▶ [The exercise]: Please restate the following records word for word.

▶ [Recorded information]:
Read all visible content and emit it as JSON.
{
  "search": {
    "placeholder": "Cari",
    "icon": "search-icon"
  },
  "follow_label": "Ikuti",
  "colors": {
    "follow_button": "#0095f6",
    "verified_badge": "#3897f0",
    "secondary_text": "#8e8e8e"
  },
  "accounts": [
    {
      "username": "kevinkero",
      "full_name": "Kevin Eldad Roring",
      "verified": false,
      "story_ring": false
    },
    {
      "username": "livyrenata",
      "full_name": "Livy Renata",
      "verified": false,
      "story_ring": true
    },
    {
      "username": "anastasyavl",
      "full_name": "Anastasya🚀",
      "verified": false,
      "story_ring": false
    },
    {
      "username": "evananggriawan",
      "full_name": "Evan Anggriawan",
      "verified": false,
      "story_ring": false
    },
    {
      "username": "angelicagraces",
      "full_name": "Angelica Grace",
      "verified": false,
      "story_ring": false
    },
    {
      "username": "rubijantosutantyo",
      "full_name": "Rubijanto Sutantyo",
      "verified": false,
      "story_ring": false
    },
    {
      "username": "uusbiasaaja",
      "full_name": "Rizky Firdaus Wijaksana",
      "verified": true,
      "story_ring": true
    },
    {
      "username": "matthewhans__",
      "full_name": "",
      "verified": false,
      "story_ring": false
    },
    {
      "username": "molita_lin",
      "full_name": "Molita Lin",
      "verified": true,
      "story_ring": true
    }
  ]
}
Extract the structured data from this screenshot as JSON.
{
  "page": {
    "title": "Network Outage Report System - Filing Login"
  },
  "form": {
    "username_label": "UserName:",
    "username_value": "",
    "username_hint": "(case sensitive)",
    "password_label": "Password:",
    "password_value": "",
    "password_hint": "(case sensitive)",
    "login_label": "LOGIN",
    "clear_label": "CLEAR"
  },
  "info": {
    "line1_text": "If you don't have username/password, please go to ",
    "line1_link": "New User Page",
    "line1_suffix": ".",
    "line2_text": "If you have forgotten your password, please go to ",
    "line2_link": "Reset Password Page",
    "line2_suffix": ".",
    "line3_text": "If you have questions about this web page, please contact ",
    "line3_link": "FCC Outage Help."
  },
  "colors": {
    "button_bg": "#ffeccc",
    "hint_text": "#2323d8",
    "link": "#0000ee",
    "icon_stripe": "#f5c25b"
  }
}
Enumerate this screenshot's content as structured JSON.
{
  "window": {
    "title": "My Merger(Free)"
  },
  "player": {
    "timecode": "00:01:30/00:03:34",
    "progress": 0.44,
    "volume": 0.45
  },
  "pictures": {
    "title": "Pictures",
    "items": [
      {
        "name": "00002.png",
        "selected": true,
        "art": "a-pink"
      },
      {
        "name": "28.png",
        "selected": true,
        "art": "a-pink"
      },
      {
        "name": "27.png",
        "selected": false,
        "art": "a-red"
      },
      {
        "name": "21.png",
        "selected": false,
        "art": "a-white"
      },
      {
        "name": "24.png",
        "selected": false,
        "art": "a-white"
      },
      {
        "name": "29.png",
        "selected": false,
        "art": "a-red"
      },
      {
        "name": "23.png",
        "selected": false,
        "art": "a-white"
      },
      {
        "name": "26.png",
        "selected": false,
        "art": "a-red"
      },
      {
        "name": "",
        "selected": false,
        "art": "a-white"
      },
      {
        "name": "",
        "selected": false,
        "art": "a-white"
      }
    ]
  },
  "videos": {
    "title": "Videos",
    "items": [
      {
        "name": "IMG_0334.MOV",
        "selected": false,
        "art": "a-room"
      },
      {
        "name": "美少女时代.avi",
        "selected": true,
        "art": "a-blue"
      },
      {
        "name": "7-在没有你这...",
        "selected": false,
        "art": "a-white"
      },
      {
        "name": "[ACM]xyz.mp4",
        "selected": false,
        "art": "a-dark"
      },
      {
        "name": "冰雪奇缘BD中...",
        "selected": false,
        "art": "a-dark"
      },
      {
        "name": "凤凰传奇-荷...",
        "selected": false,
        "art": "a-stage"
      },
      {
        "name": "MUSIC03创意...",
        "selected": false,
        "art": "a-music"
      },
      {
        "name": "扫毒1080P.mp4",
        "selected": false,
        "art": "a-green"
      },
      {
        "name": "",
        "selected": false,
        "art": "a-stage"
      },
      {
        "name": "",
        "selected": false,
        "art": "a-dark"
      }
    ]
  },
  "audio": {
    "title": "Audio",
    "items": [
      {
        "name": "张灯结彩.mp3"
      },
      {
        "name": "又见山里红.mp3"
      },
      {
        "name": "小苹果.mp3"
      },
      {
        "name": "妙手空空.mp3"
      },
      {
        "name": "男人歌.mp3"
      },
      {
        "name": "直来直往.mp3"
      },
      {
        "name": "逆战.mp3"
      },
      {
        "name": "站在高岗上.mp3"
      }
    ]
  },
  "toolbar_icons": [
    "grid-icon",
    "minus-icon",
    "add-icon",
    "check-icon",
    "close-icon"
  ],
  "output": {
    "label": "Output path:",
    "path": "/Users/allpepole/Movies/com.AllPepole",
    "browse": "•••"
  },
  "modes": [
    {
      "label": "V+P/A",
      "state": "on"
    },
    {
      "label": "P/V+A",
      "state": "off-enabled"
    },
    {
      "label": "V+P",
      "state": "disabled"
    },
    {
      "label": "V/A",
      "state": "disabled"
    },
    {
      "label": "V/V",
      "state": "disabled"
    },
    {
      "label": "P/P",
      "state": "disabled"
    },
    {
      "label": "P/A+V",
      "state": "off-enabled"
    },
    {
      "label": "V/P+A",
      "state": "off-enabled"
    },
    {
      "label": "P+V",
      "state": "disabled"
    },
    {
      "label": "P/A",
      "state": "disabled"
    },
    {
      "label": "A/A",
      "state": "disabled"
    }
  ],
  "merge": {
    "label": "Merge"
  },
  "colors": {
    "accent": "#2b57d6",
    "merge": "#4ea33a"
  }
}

▶ [Completed task]:
Read all visible content and emit it as JSON.
{
  "search": {
    "placeholder": "Cari",
    "icon": "search-icon"
  },
  "follow_label": "Ikuti",
  "colors": {
    "follow_button": "#0095f6",
    "verified_badge": "#3897f0",
    "secondary_text": "#8e8e8e"
  },
  "accounts": [
    {
      "username": "kevinkero",
      "full_name": "Kevin Eldad Roring",
      "verified": false,
      "story_ring": false
    },
    {
      "username": "livyrenata",
      "full_name": "Livy Renata",
      "verified": false,
      "story_ring": true
    },
    {
      "username": "anastasyavl",
      "full_name": "Anastasya🚀",
      "verified": false,
      "story_ring": false
    },
    {
      "username": "evananggriawan",
      "full_name": "Evan Anggriawan",
      "verified": false,
      "story_ring": false
    },
    {
      "username": "angelicagraces",
      "full_name": "Angelica Grace",
      "verified": false,
      "story_ring": false
    },
    {
      "username": "rubijantosutantyo",
      "full_name": "Rubijanto Sutantyo",
      "verified": false,
      "story_ring": false
    },
    {
      "username": "uusbiasaaja",
      "full_name": "Rizky Firdaus Wijaksana",
      "verified": true,
      "story_ring": true
    },
    {
      "username": "matthewhans__",
      "full_name": "",
      "verified": false,
      "story_ring": false
    },
    {
      "username": "molita_lin",
      "full_name": "Molita Lin",
      "verified": true,
      "story_ring": true
    }
  ]
}
Extract the structured data from this screenshot as JSON.
{
  "page": {
    "title": "Network Outage Report System - Filing Login"
  },
  "form": {
    "username_label": "UserName:",
    "username_value": "",
    "username_hint": "(case sensitive)",
    "password_label": "Password:",
    "password_value": "",
    "password_hint": "(case sensitive)",
    "login_label": "LOGIN",
    "clear_label": "CLEAR"
  },
  "info": {
    "line1_text": "If you don't have username/password, please go to ",
    "line1_link": "New User Page",
    "line1_suffix": ".",
    "line2_text": "If you have forgotten your password, please go to ",
    "line2_link": "Reset Password Page",
    "line2_suffix": ".",
    "line3_text": "If you have questions about this web page, please contact ",
    "line3_link": "FCC Outage Help."
  },
  "colors": {
    "button_bg": "#ffeccc",
    "hint_text": "#2323d8",
    "link": "#0000ee",
    "icon_stripe": "#f5c25b"
  }
}
Enumerate this screenshot's content as structured JSON.
{
  "window": {
    "title": "My Merger(Free)"
  },
  "player": {
    "timecode": "00:01:30/00:03:34",
    "progress": 0.44,
    "volume": 0.45
  },
  "pictures": {
    "title": "Pictures",
    "items": [
      {
        "name": "00002.png",
        "selected": true,
        "art": "a-pink"
      },
      {
        "name": "28.png",
        "selected": true,
        "art": "a-pink"
      },
      {
        "name": "27.png",
        "selected": false,
        "art": "a-red"
      },
      {
        "name": "21.png",
        "selected": false,
        "art": "a-white"
      },
      {
        "name": "24.png",
        "selected": false,
        "art": "a-white"
      },
      {
        "name": "29.png",
        "selected": false,
        "art": "a-red"
      },
      {
        "name": "23.png",
        "selected": false,
        "art": "a-white"
      },
      {
        "name": "26.png",
        "selected": false,
        "art": "a-red"
      },
      {
        "name": "",
        "selected": false,
        "art": "a-white"
      },
      {
        "name": "",
        "selected": false,
        "art": "a-white"
      }
    ]
  },
  "videos": {
    "title": "Videos",
    "items": [
      {
        "name": "IMG_0334.MOV",
        "selected": false,
        "art": "a-room"
      },
      {
        "name": "美少女时代.avi",
        "selected": true,
        "art": "a-blue"
      },
      {
        "name": "7-在没有你这...",
        "selected": false,
        "art": "a-white"
      },
      {
        "name": "[ACM]xyz.mp4",
        "selected": false,
        "art": "a-dark"
      },
      {
        "name": "冰雪奇缘BD中...",
        "selected": false,
        "art": "a-dark"
      },
      {
        "name": "凤凰传奇-荷...",
        "selected": false,
        "art": "a-stage"
      },
      {
        "name": "MUSIC03创意...",
        "selected": false,
        "art": "a-music"
      },
      {
        "name": "扫毒1080P.mp4",
        "selected": false,
        "art": "a-green"
      },
      {
        "name": "",
        "selected": false,
        "art": "a-stage"
      },
      {
        "name": "",
        "selected": false,
        "art": "a-dark"
      }
    ]
  },
  "audio": {
    "title": "Audio",
    "items": [
      {
        "name": "张灯结彩.mp3"
      },
      {
        "name": "又见山里红.mp3"
      },
      {
        "name": "小苹果.mp3"
      },
      {
        "name": "妙手空空.mp3"
      },
      {
        "name": "男人歌.mp3"
      },
      {
        "name": "直来直往.mp3"
      },
      {
        "name": "逆战.mp3"
      },
      {
        "name": "站在高岗上.mp3"
      }
    ]
  },
  "toolbar_icons": [
    "grid-icon",
    "minus-icon",
    "add-icon",
    "check-icon",
    "close-icon"
  ],
  "output": {
    "label": "Output path:",
    "path": "/Users/allpepole/Movies/com.AllPepole",
    "browse": "•••"
  },
  "modes": [
    {
      "label": "V+P/A",
      "state": "on"
    },
    {
      "label": "P/V+A",
      "state": "off-enabled"
    },
    {
      "label": "V+P",
      "state": "disabled"
    },
    {
      "label": "V/A",
      "state": "disabled"
    },
    {
      "label": "V/V",
      "state": "disabled"
    },
    {
      "label": "P/P",
      "state": "disabled"
    },
    {
      "label": "P/A+V",
      "state": "off-enabled"
    },
    {
      "label": "V/P+A",
      "state": "off-enabled"
    },
    {
      "label": "P+V",
      "state": "disabled"
    },
    {
      "label": "P/A",
      "state": "disabled"
    },
    {
      "label": "A/A",
      "state": "disabled"
    }
  ],
  "merge": {
    "label": "Merge"
  },
  "colors": {
    "accent": "#2b57d6",
    "merge": "#4ea33a"
  }
}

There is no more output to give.